_To be done_. Give the number of lines that hold the string "private". Nothing else is needed.

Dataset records
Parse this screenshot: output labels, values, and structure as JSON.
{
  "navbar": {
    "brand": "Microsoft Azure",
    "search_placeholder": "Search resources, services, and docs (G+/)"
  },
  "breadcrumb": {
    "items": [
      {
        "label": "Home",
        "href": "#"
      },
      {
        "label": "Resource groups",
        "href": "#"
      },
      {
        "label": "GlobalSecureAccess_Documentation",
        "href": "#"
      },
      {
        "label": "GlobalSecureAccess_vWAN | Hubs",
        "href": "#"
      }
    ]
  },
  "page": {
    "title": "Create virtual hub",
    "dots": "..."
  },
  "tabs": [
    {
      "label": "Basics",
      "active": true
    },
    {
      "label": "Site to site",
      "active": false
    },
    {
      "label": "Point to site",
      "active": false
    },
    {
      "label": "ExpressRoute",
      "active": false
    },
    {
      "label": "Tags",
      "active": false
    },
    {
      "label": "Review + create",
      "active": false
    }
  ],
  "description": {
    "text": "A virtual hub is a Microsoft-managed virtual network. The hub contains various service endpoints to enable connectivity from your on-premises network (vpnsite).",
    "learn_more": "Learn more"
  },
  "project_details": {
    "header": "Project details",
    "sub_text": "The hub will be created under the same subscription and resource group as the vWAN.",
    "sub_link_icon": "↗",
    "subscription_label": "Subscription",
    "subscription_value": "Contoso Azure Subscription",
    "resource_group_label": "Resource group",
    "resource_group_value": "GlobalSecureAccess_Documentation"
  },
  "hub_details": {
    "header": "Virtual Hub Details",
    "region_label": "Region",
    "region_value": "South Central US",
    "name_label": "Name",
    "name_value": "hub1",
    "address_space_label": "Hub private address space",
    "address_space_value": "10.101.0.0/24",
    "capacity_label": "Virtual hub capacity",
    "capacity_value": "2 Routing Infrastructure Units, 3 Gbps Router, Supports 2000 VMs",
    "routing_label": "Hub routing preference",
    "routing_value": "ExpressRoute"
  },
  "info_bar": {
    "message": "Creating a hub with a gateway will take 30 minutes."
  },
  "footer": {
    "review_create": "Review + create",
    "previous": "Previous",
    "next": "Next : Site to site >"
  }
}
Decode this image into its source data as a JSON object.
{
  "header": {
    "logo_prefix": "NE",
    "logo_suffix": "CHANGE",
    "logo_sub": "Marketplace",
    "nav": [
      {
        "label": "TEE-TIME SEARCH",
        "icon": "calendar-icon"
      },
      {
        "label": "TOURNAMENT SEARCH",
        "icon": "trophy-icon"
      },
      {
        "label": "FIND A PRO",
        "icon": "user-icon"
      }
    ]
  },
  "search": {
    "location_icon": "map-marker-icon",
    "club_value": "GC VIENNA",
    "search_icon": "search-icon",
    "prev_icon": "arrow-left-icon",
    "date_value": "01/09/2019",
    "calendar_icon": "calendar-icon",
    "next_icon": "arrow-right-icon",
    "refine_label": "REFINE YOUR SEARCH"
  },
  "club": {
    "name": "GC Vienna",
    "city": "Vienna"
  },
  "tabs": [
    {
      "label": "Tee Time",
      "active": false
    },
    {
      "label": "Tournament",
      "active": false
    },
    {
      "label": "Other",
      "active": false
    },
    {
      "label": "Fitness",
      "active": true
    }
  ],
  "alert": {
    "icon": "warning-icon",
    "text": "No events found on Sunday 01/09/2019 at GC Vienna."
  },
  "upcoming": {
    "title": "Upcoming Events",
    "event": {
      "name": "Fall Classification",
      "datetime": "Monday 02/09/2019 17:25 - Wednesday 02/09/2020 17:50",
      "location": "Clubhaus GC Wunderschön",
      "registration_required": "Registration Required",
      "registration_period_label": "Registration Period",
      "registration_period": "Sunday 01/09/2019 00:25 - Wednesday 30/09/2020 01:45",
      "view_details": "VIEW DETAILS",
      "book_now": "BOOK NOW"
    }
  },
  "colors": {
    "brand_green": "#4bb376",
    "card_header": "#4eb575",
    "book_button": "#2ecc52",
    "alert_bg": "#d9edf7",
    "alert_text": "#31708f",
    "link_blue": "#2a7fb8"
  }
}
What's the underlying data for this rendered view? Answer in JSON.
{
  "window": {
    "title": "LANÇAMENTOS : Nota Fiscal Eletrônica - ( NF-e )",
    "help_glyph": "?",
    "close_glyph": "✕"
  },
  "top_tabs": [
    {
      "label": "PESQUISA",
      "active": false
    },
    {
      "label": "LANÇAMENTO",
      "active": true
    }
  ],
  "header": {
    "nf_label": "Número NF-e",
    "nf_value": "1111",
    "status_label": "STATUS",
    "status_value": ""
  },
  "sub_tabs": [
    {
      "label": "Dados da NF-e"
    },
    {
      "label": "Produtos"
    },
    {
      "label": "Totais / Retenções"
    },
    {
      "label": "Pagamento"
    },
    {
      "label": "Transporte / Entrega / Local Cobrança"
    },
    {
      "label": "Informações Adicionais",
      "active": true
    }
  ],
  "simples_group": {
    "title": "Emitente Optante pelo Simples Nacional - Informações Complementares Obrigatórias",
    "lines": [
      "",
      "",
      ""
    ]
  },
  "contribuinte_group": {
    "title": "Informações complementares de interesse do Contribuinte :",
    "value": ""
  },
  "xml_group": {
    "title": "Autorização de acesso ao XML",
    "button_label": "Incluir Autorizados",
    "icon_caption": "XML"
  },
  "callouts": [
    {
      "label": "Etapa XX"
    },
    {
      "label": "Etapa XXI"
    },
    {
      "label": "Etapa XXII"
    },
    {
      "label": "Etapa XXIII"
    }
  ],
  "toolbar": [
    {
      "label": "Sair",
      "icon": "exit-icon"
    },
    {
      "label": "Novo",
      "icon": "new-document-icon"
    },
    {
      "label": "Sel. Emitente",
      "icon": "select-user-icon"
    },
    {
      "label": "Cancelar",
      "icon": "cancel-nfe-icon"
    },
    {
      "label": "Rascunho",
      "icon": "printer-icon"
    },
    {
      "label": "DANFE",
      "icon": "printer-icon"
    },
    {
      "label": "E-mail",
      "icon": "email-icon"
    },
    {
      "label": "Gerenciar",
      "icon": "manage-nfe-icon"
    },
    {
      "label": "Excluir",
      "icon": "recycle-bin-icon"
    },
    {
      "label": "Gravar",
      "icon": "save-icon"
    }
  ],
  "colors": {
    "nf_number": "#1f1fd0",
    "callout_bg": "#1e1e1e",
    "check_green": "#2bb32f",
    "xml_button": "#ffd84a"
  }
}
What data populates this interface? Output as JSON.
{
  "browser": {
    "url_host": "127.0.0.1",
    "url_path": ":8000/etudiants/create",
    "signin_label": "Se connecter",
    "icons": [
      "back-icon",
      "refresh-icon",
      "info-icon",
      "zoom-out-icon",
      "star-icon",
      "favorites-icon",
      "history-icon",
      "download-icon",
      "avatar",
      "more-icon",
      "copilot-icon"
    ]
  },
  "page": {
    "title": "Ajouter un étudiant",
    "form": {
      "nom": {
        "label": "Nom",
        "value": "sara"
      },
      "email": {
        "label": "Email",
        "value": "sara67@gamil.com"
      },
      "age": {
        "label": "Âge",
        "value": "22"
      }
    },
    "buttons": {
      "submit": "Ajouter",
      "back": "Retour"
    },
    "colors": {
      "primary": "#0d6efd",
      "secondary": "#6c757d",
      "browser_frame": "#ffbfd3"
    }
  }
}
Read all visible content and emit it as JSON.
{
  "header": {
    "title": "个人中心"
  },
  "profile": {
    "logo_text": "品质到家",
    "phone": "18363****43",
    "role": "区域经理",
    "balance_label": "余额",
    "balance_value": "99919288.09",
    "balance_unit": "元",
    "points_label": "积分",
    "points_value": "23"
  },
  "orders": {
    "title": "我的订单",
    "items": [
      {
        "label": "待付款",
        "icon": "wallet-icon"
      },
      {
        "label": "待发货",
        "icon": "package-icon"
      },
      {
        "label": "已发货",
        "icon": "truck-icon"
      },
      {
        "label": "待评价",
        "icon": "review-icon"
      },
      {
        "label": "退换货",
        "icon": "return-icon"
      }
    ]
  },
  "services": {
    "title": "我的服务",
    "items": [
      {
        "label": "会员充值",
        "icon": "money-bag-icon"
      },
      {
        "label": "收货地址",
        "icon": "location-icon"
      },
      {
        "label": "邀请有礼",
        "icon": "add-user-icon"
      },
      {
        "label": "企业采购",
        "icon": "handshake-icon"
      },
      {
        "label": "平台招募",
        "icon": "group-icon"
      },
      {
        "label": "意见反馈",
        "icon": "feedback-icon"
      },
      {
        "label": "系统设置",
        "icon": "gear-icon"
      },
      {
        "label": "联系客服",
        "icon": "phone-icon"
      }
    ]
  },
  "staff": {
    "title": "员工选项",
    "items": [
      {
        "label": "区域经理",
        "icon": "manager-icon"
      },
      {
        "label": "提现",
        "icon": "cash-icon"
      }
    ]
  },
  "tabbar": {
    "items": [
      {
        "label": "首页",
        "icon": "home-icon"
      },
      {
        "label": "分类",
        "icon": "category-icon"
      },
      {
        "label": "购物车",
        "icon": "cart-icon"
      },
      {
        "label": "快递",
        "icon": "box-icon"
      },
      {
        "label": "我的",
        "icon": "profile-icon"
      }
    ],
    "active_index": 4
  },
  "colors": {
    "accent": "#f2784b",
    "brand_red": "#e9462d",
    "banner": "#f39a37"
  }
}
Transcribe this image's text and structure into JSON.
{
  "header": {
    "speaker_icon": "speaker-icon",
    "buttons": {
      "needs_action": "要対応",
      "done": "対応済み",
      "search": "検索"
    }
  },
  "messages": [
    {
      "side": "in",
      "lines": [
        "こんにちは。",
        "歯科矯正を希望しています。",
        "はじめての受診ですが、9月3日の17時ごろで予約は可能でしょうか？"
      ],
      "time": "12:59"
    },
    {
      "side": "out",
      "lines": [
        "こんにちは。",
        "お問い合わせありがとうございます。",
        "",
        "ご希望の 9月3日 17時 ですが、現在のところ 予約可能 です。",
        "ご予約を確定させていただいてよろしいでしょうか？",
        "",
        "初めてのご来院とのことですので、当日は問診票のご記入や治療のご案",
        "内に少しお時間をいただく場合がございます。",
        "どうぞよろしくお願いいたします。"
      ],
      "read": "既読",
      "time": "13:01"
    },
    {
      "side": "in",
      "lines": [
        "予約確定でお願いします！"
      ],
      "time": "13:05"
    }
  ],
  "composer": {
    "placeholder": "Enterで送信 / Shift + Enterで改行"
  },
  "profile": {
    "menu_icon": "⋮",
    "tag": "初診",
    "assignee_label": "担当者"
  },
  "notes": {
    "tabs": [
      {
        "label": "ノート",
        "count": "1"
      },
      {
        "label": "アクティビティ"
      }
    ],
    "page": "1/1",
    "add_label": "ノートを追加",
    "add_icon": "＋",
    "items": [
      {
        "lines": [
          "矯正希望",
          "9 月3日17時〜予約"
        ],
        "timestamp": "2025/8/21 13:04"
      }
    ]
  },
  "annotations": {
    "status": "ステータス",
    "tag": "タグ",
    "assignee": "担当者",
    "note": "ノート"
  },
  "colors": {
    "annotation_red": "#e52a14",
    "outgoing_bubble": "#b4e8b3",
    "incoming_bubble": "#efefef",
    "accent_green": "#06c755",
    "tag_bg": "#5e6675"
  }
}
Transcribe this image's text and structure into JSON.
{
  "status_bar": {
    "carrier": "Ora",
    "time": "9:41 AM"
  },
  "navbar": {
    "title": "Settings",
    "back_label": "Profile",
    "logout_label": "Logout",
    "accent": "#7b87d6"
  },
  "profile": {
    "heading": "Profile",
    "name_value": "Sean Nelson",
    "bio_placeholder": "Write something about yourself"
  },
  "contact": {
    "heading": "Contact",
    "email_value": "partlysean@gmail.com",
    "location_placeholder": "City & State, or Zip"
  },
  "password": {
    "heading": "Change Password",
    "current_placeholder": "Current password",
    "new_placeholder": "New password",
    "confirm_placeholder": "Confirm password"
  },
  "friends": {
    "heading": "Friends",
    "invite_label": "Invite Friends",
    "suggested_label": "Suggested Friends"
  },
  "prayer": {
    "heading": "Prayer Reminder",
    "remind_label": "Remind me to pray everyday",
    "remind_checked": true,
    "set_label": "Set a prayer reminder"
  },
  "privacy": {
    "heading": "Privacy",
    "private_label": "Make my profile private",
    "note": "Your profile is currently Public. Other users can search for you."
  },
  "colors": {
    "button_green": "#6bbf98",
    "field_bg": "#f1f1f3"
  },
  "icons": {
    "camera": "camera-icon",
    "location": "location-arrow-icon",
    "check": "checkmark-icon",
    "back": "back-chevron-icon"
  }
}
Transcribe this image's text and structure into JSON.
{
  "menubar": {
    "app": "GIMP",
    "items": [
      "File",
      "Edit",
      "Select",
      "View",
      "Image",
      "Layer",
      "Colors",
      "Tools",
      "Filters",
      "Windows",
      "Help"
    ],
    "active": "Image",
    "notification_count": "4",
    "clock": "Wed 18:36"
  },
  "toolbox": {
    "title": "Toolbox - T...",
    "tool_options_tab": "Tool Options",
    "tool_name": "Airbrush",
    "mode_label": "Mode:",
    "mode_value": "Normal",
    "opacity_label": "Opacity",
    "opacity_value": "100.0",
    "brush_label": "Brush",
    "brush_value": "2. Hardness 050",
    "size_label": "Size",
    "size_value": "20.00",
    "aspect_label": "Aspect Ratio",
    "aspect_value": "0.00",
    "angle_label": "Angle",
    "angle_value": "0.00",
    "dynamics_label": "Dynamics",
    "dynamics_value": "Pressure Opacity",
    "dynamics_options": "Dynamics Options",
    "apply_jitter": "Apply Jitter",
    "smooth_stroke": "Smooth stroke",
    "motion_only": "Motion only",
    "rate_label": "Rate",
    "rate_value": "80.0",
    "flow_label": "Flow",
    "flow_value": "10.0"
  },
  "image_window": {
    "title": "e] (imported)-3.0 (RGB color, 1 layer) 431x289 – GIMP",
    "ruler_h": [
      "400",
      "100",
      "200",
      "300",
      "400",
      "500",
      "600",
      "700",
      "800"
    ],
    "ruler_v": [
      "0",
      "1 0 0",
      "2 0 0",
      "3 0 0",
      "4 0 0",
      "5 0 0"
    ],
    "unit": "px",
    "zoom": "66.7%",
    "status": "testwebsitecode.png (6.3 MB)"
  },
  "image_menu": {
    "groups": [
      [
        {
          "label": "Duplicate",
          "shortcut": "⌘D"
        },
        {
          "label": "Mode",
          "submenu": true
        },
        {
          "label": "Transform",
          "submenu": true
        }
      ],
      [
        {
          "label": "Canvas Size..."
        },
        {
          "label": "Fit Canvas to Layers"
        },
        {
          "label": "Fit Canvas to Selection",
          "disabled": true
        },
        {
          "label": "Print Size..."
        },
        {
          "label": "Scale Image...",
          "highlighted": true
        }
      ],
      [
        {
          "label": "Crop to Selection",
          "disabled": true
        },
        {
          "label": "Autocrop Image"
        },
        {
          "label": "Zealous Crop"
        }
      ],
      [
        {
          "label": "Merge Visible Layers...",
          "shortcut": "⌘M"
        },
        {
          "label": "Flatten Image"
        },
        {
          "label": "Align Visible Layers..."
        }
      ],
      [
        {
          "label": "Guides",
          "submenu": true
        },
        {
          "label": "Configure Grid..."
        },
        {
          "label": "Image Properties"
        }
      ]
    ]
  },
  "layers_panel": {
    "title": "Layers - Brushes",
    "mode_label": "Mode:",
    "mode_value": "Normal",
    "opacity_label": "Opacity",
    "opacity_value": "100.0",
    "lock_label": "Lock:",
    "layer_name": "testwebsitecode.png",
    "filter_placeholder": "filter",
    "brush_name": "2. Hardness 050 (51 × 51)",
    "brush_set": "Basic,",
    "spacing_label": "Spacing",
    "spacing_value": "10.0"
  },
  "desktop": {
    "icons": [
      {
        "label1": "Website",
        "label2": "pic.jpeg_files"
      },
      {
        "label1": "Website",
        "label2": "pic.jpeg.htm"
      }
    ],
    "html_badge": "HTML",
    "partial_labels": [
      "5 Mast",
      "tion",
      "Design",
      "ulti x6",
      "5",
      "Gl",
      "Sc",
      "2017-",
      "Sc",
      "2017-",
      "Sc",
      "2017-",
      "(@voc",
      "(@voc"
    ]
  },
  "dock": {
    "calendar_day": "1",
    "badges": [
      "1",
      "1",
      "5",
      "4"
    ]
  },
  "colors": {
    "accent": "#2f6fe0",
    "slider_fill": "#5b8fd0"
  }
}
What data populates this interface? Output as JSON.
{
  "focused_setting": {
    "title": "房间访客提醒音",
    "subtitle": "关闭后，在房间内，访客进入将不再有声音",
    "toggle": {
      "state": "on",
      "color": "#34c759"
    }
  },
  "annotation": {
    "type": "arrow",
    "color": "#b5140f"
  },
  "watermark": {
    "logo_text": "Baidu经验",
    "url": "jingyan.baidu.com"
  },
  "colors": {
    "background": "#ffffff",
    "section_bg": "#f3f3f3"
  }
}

_Reply to the task_. 2